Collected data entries
------------------------------------

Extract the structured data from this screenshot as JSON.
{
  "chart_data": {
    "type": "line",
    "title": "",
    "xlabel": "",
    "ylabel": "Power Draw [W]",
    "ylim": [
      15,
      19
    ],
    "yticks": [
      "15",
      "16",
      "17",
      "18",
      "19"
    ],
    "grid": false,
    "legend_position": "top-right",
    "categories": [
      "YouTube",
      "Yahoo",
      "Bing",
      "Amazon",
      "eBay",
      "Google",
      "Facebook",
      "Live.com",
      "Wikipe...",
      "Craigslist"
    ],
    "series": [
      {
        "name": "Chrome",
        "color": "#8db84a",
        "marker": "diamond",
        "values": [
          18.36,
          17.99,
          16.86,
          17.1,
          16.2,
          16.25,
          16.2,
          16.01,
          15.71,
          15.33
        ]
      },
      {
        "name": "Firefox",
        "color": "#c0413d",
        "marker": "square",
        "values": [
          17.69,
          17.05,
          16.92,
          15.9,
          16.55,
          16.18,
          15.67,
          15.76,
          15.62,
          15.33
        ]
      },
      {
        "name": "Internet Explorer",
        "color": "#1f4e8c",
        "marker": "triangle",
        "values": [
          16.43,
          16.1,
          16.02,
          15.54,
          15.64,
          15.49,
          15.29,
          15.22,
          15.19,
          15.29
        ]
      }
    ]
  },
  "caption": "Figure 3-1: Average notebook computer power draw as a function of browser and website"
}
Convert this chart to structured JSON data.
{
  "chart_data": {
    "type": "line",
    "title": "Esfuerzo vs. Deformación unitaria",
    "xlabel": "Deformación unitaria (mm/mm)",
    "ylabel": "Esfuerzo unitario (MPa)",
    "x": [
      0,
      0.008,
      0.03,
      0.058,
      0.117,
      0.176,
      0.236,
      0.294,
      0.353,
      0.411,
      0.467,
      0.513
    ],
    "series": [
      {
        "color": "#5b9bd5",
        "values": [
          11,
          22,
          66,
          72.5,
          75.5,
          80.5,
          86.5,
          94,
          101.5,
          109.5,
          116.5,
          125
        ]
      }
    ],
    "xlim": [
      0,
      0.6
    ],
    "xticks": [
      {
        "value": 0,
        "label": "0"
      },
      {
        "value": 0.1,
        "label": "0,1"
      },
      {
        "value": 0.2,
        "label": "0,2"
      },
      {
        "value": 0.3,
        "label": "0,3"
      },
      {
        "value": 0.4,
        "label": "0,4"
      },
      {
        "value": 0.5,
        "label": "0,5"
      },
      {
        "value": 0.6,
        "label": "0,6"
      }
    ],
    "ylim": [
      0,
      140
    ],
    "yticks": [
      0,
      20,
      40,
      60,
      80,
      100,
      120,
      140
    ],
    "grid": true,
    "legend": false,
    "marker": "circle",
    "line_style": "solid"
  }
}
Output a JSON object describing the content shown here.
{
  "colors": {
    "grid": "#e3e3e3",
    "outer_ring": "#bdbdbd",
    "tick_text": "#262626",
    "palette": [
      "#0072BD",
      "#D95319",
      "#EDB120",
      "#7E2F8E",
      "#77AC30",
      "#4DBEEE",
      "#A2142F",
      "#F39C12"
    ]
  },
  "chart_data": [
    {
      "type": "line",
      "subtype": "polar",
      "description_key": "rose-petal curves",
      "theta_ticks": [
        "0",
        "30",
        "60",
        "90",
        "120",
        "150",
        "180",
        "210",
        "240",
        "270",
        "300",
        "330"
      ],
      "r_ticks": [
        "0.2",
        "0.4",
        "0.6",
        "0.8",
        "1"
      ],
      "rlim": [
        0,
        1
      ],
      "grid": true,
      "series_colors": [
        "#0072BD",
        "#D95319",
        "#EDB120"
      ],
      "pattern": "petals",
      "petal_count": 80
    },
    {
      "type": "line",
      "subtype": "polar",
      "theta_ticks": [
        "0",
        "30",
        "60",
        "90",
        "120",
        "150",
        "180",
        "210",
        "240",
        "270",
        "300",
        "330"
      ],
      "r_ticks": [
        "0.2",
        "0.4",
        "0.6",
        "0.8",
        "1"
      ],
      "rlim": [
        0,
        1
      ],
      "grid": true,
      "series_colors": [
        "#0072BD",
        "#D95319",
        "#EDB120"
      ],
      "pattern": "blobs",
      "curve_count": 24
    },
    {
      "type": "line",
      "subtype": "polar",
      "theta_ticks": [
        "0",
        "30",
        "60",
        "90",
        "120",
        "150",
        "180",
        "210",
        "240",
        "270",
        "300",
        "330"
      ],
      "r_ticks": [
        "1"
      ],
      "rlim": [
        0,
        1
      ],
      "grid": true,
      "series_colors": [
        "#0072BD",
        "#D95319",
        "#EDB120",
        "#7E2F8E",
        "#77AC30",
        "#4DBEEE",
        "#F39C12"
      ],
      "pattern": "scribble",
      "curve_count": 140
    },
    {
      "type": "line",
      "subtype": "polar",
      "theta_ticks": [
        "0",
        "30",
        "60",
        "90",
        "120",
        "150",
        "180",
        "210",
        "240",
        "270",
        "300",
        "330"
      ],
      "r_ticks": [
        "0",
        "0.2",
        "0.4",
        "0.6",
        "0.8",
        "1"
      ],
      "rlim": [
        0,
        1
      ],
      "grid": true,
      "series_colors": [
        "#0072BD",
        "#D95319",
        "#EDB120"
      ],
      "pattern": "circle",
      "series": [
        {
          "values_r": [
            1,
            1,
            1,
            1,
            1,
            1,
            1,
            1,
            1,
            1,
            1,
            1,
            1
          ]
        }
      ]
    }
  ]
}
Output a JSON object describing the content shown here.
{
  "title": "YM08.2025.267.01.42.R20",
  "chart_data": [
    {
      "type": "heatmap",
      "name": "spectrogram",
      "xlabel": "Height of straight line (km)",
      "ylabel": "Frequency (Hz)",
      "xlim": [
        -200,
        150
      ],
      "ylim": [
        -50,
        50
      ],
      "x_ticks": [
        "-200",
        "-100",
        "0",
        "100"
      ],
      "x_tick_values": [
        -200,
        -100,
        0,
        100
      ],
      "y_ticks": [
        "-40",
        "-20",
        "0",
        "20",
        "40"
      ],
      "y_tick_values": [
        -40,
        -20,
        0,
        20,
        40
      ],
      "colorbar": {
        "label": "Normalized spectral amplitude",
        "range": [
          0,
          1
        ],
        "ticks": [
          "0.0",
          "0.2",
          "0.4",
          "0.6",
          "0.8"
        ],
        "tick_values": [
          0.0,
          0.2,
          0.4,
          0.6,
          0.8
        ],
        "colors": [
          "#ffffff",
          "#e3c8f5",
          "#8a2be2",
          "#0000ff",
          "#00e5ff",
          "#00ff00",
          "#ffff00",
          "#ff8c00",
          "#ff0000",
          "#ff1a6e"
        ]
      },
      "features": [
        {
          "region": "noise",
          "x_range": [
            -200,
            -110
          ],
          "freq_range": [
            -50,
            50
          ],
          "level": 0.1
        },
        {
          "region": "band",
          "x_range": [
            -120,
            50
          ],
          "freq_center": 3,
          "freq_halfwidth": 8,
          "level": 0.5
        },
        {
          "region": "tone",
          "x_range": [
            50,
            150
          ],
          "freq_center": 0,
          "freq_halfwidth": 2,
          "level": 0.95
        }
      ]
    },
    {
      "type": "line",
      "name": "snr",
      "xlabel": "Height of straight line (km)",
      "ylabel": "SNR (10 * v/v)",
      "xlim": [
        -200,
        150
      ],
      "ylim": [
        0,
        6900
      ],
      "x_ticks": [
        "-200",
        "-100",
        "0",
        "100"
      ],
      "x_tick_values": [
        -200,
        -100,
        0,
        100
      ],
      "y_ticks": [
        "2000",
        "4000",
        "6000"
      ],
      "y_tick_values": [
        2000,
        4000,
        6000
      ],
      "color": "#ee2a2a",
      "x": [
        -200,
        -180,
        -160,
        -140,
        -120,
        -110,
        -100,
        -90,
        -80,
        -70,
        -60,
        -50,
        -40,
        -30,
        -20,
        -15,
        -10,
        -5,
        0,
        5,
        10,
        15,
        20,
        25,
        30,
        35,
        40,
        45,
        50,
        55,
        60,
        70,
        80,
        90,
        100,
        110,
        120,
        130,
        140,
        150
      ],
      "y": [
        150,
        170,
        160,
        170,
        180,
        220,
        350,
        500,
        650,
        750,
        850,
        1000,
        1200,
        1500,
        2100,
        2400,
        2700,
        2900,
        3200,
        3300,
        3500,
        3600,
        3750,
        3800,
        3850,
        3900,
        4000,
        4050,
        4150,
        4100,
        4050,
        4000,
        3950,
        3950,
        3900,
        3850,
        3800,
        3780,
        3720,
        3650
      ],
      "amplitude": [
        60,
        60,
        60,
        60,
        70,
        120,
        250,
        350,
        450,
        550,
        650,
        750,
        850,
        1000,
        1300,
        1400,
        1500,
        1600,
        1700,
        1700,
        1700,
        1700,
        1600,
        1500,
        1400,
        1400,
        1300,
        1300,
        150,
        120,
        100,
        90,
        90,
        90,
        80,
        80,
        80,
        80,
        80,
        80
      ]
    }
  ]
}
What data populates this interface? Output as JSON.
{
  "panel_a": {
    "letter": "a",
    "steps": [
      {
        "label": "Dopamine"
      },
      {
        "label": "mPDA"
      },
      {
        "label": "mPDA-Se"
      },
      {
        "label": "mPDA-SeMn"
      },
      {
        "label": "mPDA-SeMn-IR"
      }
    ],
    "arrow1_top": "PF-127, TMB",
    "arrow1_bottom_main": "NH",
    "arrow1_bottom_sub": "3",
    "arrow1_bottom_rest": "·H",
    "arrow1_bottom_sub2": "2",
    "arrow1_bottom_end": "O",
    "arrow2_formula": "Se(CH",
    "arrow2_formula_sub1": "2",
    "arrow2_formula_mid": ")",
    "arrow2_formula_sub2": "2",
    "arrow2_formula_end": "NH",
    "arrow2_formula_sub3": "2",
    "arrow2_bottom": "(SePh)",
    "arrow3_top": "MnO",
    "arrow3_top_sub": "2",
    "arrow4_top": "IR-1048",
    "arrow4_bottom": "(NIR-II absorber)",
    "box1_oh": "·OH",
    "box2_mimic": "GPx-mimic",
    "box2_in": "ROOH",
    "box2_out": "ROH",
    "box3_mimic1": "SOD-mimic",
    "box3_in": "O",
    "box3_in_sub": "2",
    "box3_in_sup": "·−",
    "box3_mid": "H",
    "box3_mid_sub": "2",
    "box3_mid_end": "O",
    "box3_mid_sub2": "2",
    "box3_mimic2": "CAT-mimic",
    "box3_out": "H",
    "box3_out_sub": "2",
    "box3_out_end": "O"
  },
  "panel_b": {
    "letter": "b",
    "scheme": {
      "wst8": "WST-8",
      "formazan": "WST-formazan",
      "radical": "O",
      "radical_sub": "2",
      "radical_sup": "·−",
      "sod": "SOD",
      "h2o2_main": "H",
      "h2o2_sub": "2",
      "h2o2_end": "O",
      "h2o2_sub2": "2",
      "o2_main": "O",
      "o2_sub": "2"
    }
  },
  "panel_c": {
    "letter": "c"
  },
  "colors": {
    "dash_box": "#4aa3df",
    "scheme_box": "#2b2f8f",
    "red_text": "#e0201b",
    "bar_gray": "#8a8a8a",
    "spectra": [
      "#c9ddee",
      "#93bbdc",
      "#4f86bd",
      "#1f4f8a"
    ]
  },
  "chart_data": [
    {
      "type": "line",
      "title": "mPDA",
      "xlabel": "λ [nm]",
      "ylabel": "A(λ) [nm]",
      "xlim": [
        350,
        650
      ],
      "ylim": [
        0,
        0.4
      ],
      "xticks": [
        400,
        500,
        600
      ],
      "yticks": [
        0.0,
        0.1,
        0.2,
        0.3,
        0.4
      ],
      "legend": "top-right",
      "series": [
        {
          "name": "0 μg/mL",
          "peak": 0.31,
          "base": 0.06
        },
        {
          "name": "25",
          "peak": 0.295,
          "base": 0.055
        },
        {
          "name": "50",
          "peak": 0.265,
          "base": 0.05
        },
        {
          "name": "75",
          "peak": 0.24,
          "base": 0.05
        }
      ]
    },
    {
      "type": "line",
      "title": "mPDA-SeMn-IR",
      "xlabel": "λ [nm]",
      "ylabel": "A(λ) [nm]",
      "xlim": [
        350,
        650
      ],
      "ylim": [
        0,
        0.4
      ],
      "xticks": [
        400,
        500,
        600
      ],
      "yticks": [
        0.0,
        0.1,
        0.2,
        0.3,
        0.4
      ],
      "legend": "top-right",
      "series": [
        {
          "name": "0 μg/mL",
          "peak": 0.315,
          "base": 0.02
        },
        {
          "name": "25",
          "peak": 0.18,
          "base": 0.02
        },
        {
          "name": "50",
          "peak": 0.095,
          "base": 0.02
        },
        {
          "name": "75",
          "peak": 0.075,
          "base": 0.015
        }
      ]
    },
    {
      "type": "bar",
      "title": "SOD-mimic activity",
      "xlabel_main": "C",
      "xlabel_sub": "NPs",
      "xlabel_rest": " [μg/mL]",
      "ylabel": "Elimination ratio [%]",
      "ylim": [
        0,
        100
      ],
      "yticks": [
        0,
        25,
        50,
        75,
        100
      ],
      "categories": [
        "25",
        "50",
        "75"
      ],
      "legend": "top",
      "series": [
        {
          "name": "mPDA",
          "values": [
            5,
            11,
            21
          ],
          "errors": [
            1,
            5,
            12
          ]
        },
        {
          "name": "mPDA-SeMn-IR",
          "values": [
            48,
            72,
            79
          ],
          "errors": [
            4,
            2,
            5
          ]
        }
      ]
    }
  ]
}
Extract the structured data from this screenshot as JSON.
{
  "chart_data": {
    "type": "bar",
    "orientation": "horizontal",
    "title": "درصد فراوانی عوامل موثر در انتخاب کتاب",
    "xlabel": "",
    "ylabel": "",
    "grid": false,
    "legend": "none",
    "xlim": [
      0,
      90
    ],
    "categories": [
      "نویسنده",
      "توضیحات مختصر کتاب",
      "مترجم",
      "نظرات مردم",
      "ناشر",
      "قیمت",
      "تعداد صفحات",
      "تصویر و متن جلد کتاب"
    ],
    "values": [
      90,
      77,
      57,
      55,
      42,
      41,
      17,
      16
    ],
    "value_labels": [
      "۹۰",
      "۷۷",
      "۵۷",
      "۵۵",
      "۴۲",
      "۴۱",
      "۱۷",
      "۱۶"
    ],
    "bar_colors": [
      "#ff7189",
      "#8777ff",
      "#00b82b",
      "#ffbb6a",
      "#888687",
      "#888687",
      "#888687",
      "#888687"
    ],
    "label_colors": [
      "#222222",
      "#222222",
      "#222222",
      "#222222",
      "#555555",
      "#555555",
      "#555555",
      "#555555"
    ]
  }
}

------------------------------------

Using the listing above, show every line that includes the string "SeMn".

        "label": "mPDA-SeMn"
        "label": "mPDA-SeMn-IR"
      "title": "mPDA-SeMn-IR",
          "name": "mPDA-SeMn-IR",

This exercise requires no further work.